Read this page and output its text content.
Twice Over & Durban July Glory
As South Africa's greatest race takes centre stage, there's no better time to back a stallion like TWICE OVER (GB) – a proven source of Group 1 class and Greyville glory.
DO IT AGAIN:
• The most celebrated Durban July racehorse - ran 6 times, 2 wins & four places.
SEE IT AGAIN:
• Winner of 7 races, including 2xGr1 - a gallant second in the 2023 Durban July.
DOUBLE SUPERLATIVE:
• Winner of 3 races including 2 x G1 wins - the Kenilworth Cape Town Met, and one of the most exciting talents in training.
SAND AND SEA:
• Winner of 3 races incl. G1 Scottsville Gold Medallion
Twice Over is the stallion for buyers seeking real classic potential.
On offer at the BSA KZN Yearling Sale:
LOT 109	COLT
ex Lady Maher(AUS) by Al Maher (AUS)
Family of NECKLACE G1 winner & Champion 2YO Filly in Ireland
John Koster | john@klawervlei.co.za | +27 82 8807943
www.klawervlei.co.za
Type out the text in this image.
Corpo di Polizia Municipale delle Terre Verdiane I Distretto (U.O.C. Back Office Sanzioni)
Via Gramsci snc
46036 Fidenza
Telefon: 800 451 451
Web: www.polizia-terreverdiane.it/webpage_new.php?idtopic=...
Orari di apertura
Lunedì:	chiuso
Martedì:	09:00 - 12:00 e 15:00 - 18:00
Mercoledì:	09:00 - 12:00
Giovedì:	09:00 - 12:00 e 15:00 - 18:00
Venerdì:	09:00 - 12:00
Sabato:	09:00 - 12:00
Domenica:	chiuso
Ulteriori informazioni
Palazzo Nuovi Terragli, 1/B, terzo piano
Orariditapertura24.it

— GIVEN INSTRUCTION —
From the listing above, copy all lines holding the word "this".

— RESPONSE TO THE TASK —
Read this page and output its text content.
Type out the text in this image.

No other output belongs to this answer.